Brief: Rewrite the entries below, swapping "flux-arrow" for "field-arrow" wherever it occurs and leaving everything else unchanged.
** start Supplied data **
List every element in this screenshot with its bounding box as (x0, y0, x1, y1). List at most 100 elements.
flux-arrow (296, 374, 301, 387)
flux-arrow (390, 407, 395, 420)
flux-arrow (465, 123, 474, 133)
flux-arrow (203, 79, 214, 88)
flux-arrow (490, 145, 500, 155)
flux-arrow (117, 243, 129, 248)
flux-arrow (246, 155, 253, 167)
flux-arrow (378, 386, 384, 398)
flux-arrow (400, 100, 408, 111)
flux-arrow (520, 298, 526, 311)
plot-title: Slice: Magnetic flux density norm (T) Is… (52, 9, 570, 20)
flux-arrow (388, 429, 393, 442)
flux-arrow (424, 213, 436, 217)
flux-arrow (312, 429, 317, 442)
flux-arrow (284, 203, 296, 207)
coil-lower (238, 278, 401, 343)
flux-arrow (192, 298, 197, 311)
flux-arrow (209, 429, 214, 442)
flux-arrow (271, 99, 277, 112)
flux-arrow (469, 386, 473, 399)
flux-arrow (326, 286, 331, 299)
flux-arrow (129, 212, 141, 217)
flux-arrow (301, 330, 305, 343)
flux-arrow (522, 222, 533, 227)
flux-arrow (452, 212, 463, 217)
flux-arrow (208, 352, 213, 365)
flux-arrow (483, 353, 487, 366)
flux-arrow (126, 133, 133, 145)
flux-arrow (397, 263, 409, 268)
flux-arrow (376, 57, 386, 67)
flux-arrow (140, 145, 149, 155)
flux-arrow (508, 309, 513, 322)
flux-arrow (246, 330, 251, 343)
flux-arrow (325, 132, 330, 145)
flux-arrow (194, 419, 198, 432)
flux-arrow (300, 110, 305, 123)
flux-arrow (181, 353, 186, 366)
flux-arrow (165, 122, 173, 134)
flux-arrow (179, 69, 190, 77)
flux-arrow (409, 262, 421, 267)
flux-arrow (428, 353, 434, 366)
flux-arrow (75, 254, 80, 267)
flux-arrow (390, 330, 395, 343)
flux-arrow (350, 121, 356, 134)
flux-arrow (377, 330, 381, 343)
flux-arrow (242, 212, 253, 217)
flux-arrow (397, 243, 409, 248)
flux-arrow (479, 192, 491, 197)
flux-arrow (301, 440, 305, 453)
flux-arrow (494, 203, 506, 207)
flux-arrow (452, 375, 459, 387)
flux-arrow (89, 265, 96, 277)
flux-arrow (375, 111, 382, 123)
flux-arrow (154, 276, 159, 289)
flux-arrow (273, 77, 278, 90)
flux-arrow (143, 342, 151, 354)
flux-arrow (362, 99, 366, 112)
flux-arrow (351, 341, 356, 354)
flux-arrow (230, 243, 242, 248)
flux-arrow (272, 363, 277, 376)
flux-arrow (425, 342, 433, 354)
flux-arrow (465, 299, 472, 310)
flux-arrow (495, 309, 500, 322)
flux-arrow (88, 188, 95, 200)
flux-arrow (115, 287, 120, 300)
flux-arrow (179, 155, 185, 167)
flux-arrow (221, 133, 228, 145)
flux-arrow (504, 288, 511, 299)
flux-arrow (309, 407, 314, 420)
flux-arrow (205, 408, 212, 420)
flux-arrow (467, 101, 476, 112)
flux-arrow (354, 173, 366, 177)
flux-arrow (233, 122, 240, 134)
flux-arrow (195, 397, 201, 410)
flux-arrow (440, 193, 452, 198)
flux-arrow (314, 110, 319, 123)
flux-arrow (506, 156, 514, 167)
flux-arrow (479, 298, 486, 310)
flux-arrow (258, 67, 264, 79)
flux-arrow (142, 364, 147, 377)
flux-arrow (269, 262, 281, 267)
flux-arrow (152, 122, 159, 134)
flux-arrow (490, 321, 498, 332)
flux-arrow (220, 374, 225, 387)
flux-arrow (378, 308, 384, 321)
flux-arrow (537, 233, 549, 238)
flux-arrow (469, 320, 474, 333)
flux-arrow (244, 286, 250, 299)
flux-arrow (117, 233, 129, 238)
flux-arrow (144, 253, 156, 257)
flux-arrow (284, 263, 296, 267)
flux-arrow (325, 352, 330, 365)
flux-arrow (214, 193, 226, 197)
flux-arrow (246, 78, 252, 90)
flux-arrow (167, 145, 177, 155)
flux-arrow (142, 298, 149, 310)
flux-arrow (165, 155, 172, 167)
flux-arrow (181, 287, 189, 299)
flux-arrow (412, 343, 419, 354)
** end Supplied data **
Correct result:
List every element in this screenshot with its bounding box as (x0, y0, x1, y1). List at most 100 elements.
field-arrow (296, 374, 301, 387)
field-arrow (390, 407, 395, 420)
field-arrow (465, 123, 474, 133)
field-arrow (203, 79, 214, 88)
field-arrow (490, 145, 500, 155)
field-arrow (117, 243, 129, 248)
field-arrow (246, 155, 253, 167)
field-arrow (378, 386, 384, 398)
field-arrow (400, 100, 408, 111)
field-arrow (520, 298, 526, 311)
plot-title: Slice: Magnetic flux density norm (T) Is… (52, 9, 570, 20)
field-arrow (388, 429, 393, 442)
field-arrow (424, 213, 436, 217)
field-arrow (312, 429, 317, 442)
field-arrow (284, 203, 296, 207)
coil-lower (238, 278, 401, 343)
field-arrow (192, 298, 197, 311)
field-arrow (209, 429, 214, 442)
field-arrow (271, 99, 277, 112)
field-arrow (469, 386, 473, 399)
field-arrow (326, 286, 331, 299)
field-arrow (129, 212, 141, 217)
field-arrow (301, 330, 305, 343)
field-arrow (522, 222, 533, 227)
field-arrow (452, 212, 463, 217)
field-arrow (208, 352, 213, 365)
field-arrow (483, 353, 487, 366)
field-arrow (126, 133, 133, 145)
field-arrow (397, 263, 409, 268)
field-arrow (376, 57, 386, 67)
field-arrow (140, 145, 149, 155)
field-arrow (508, 309, 513, 322)
field-arrow (246, 330, 251, 343)
field-arrow (325, 132, 330, 145)
field-arrow (194, 419, 198, 432)
field-arrow (300, 110, 305, 123)
field-arrow (181, 353, 186, 366)
field-arrow (165, 122, 173, 134)
field-arrow (179, 69, 190, 77)
field-arrow (409, 262, 421, 267)
field-arrow (428, 353, 434, 366)
field-arrow (75, 254, 80, 267)
field-arrow (390, 330, 395, 343)
field-arrow (350, 121, 356, 134)
field-arrow (377, 330, 381, 343)
field-arrow (242, 212, 253, 217)
field-arrow (397, 243, 409, 248)
field-arrow (479, 192, 491, 197)
field-arrow (301, 440, 305, 453)
field-arrow (494, 203, 506, 207)
field-arrow (452, 375, 459, 387)
field-arrow (89, 265, 96, 277)
field-arrow (375, 111, 382, 123)
field-arrow (154, 276, 159, 289)
field-arrow (273, 77, 278, 90)
field-arrow (143, 342, 151, 354)
field-arrow (362, 99, 366, 112)
field-arrow (351, 341, 356, 354)
field-arrow (230, 243, 242, 248)
field-arrow (272, 363, 277, 376)
field-arrow (425, 342, 433, 354)
field-arrow (465, 299, 472, 310)
field-arrow (495, 309, 500, 322)
field-arrow (88, 188, 95, 200)
field-arrow (115, 287, 120, 300)
field-arrow (179, 155, 185, 167)
field-arrow (221, 133, 228, 145)
field-arrow (504, 288, 511, 299)
field-arrow (309, 407, 314, 420)
field-arrow (205, 408, 212, 420)
field-arrow (467, 101, 476, 112)
field-arrow (354, 173, 366, 177)
field-arrow (233, 122, 240, 134)
field-arrow (195, 397, 201, 410)
field-arrow (440, 193, 452, 198)
field-arrow (314, 110, 319, 123)
field-arrow (506, 156, 514, 167)
field-arrow (479, 298, 486, 310)
field-arrow (258, 67, 264, 79)
field-arrow (142, 364, 147, 377)
field-arrow (269, 262, 281, 267)
field-arrow (152, 122, 159, 134)
field-arrow (490, 321, 498, 332)
field-arrow (220, 374, 225, 387)
field-arrow (378, 308, 384, 321)
field-arrow (537, 233, 549, 238)
field-arrow (469, 320, 474, 333)
field-arrow (244, 286, 250, 299)
field-arrow (117, 233, 129, 238)
field-arrow (144, 253, 156, 257)
field-arrow (284, 263, 296, 267)
field-arrow (325, 352, 330, 365)
field-arrow (214, 193, 226, 197)
field-arrow (246, 78, 252, 90)
field-arrow (167, 145, 177, 155)
field-arrow (142, 298, 149, 310)
field-arrow (165, 155, 172, 167)
field-arrow (181, 287, 189, 299)
field-arrow (412, 343, 419, 354)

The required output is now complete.